▸ PASSAGE GIVEN
Distributed Secure XGBoost

Secure XGBoost is horizontally scalable – if you want to train on more data, you can simply add more machines to the enclave cluster. Of course, the presence of an enclave cluster means that training will happen in a distributed manner. XGBoost itself already supports distributed training, and this project has adopted the native distributed training/inference logic and made it more secure.

Additionally, all communication within the cluster is encrypted and happens over TLS. Each communication channel begins and ends inside an enclave, so data communicated between enclaves are never exposed to an untrusted host.

Contents

• Architecture

• Distributed Training

• Tutorial

• Troubleshooting

Architecture

Distributed Secure XGBoost leverages a tracker to configure the cluster. This involves setting up the cluster topology, i.e. the communication patterns: depending on the data size, the tracker may either set up the nodes in a tree pattern or a ring pattern.

Once the topology has been set up, each node in the cluster is assigned a rank. The rank is essentially the node identifier in the cluster. The node assigned rank 0 is considered the “master” node, and all other nodes are considered worker nodes.

The tracker is logically distinct from all nodes in the cluster, and does not actually perform any computation. Once it has finished setting up the topology, the tracker has finished its job. However, a user may choose to colocate the tracker with a master/worker node for simplicity.

▸ RECORD SET
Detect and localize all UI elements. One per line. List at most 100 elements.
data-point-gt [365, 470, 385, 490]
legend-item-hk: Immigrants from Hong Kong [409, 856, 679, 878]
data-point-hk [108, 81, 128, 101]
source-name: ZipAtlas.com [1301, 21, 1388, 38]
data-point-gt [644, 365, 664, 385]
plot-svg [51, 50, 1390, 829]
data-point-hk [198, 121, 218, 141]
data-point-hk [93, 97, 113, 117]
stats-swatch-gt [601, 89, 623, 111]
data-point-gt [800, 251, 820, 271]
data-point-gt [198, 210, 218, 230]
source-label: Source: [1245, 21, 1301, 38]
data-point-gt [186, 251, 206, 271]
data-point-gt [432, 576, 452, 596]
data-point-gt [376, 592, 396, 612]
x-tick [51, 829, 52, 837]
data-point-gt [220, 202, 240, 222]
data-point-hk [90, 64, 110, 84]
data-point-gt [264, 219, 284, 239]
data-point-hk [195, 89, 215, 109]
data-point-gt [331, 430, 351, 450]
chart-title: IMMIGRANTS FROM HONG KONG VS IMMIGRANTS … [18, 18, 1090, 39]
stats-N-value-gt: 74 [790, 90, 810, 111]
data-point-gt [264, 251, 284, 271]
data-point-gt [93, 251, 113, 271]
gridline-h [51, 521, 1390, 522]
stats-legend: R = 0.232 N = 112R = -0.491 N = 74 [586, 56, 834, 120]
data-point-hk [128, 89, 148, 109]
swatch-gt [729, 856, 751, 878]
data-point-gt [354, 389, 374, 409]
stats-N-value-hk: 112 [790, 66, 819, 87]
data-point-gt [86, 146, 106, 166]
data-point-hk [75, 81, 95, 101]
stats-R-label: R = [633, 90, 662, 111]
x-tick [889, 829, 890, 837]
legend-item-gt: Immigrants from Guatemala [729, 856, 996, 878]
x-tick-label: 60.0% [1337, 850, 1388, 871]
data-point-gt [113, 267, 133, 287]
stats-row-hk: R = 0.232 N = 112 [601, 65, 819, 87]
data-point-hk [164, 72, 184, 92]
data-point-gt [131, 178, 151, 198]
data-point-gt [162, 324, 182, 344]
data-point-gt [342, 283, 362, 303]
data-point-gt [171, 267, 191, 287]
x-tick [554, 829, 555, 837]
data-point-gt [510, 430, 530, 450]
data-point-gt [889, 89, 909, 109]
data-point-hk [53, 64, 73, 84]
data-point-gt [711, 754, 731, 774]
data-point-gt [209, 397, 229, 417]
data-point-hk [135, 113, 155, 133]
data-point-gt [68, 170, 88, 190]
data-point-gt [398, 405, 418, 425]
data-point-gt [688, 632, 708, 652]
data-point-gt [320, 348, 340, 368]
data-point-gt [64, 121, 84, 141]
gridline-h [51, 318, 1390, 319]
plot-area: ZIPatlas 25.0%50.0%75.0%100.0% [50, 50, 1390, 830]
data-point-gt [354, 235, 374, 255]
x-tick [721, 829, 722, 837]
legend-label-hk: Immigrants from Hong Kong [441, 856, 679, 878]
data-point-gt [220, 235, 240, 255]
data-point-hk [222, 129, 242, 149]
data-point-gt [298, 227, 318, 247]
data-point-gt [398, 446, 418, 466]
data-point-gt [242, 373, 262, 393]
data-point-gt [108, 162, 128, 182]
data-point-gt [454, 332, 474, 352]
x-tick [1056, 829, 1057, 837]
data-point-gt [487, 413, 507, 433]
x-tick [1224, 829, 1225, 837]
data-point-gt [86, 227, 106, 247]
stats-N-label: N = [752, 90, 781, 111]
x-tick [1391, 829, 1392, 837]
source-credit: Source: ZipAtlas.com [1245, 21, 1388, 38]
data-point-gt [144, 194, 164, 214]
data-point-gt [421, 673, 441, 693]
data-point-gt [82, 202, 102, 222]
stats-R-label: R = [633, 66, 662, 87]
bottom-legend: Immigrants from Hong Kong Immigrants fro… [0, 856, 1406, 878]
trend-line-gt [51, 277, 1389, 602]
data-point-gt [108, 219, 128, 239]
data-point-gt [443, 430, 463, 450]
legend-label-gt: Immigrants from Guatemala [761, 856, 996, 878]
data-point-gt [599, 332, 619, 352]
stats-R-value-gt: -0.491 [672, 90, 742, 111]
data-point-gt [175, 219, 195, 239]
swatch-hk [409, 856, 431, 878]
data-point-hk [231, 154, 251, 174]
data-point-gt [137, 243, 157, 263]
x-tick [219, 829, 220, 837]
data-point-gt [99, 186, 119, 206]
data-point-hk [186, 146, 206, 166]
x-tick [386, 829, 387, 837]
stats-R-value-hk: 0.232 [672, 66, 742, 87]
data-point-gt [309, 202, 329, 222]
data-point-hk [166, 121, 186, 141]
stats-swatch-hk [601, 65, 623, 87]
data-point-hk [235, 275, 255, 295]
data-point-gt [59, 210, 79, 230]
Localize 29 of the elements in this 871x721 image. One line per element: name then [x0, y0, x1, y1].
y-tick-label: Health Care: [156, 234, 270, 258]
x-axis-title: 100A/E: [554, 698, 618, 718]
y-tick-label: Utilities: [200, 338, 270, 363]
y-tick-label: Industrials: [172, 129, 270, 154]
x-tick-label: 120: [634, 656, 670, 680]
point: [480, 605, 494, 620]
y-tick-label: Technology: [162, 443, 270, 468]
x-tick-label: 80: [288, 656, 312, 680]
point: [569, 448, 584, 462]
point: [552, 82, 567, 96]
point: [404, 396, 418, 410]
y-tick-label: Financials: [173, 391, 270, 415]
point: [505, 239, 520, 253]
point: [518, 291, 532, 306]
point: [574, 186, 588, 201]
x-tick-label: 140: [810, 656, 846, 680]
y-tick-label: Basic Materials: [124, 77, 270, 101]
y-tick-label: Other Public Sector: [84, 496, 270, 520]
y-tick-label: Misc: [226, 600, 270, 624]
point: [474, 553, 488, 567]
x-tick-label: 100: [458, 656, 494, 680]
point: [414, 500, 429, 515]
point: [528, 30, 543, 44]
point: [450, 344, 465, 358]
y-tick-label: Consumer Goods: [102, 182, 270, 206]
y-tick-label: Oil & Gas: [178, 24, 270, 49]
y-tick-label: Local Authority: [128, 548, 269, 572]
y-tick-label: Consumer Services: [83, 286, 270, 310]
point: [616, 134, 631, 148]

▸ EXERCISES TO COMPLETE
1. Answer these questions from the Distributed Secure XGBoost passage, one answer per line:
(a) Over what protocol does communication within the enclave cluster happen?
(b) Which rank is assigned to the node considered the master node?
(c) In which two patterns may the tracker set up the nodes?
2. Copy, word for word, the stretch of the Distributed Secure XGBoost passage from "Additionally, all communication" through "an untrusted host.".

▸ COMPLETED EXERCISE
1.
(a) TLS
(b) Rank 0
(c) A tree pattern or a ring pattern

2.
Additionally, all communication within the cluster is encrypted and happens over TLS. Each communication channel begins and ends inside an enclave, so data communicated between enclaves are never exposed to an untrusted host.